Article

:::

Manganaxinite is known from both Franklin and Sterling Hill. However, the overwhelming preponderance of material, and the best, is from Franklin, specifically from the Trotter and Parker Mines; Sterling Hill specimens are rare.




	Figure 16-17. Euhedral triclinic manganaxinite crystals from Franklin. Field of view is 0.8 mm in maximum dimension.

Manganaxinite is known from a number of specific Franklin assemblages. Additionally, it may form as an accessory mineral in many calcium-silicate assemblages. It is the preferred host for boron in the orebody at Franklin; tourmalines are sparse and mostly occur in the Franklin Marble. Among the most important and esthetic Franklin assemblages is one of crusts of bright-yellow manganaxinite crystals (Figures 16-16 and 16-17) which, together with rhodonite, form the vein assemblage which hosts marsturite (Figures 17-15 through 17-18) and ganophyllite (Figure 18-36); this is described under those species. Manganaxinite and rhodonite also form fine crystals in vuggy seams and veins; contacts with ore are common, and datolite is locally found as younger late-stage coatings.

Much of the less spectacular specimen material occurs as light-yellow druses and crusts and as aggregates in veins and vuggy recrystallized assemblages, associated with andradite, rhodonite, johannsenite, mica, barite, hancockite, willemite, datolite, and other species.

:::

Element location listings
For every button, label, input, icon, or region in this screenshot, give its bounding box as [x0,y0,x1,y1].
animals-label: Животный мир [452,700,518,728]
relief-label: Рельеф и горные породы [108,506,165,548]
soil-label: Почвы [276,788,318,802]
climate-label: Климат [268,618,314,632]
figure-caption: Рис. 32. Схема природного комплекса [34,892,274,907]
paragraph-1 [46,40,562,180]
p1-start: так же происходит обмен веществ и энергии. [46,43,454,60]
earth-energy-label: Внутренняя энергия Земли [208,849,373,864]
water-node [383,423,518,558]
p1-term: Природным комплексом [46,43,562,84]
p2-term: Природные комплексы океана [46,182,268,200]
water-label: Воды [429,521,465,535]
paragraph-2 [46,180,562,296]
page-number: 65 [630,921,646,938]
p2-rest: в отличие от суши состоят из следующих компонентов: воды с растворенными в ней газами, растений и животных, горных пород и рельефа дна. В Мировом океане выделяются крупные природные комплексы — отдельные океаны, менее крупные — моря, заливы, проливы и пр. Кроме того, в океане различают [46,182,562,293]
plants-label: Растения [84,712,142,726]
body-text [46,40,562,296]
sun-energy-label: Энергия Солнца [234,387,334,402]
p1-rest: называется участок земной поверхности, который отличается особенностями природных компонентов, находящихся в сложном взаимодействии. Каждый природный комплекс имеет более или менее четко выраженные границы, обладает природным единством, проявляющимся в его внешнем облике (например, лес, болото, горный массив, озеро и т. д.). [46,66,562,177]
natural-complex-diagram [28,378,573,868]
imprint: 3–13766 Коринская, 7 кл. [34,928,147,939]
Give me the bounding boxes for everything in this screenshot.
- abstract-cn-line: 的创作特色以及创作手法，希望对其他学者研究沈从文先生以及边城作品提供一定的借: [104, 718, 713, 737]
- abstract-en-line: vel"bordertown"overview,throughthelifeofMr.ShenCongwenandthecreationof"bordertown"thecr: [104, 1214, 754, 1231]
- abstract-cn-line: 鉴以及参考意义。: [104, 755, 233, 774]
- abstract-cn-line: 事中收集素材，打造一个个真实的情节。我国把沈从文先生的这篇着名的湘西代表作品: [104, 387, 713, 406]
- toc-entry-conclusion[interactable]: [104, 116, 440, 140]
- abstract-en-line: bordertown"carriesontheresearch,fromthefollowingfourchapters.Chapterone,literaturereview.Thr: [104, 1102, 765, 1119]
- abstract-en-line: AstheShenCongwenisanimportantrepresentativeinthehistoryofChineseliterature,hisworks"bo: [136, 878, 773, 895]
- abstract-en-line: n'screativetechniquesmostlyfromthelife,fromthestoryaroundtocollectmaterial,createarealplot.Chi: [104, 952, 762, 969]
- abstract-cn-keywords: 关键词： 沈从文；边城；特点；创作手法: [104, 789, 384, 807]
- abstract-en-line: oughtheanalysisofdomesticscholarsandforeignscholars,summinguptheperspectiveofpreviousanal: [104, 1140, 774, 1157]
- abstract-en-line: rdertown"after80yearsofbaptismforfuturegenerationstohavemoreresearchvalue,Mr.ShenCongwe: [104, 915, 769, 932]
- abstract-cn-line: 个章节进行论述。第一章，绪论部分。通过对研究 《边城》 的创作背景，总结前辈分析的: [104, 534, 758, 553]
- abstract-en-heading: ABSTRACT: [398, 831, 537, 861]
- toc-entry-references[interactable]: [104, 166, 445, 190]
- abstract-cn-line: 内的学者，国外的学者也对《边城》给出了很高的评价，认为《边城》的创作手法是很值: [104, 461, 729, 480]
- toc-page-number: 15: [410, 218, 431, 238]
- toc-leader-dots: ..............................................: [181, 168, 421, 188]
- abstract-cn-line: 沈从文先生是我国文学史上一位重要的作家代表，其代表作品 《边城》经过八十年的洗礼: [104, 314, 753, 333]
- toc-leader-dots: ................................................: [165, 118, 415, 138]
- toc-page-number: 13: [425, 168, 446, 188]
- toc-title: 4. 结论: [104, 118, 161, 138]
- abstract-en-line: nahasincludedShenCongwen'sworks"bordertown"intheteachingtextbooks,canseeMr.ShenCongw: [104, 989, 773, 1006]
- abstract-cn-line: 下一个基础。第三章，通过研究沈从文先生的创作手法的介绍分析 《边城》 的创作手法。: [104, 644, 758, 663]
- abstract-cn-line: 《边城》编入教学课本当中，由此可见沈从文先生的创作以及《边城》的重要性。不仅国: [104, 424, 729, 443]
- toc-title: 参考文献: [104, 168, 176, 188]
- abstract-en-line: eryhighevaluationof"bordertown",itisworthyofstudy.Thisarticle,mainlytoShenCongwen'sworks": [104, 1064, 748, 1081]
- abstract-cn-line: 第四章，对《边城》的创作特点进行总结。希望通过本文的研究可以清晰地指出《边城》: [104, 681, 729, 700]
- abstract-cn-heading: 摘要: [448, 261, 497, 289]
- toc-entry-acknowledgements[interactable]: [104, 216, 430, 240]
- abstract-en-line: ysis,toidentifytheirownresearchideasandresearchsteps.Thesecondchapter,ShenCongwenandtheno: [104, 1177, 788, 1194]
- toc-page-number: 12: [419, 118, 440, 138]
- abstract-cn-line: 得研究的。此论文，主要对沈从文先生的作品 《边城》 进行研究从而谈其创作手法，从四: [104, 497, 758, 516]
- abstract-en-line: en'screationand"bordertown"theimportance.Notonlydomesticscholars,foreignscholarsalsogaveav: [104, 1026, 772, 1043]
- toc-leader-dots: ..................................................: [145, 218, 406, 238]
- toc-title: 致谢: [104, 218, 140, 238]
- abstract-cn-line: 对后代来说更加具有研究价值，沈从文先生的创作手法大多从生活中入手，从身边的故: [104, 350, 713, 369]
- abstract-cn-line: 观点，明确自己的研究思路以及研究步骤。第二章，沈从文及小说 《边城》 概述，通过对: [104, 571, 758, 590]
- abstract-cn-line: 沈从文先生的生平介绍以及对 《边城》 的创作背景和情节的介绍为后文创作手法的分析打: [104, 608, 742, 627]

:::

Exercise requirements
• A. From the manganaxinite text, list the species it names as associated with the light-yellow druses, crusts and aggregates.
• B. Return the stretch of the manganaxinite text from "Manganaxinite is known from both" through "specimens are rare.".

Results for the exercise
• A. andradite, rhodonite, johannsenite, mica, barite, hancockite, willemite, datolite

• B.
Manganaxinite is known from both Franklin and Sterling Hill. However, the overwhelming preponderance of material, and the best, is from Franklin, specifically from the Trotter and Parker Mines; Sterling Hill specimens are rare.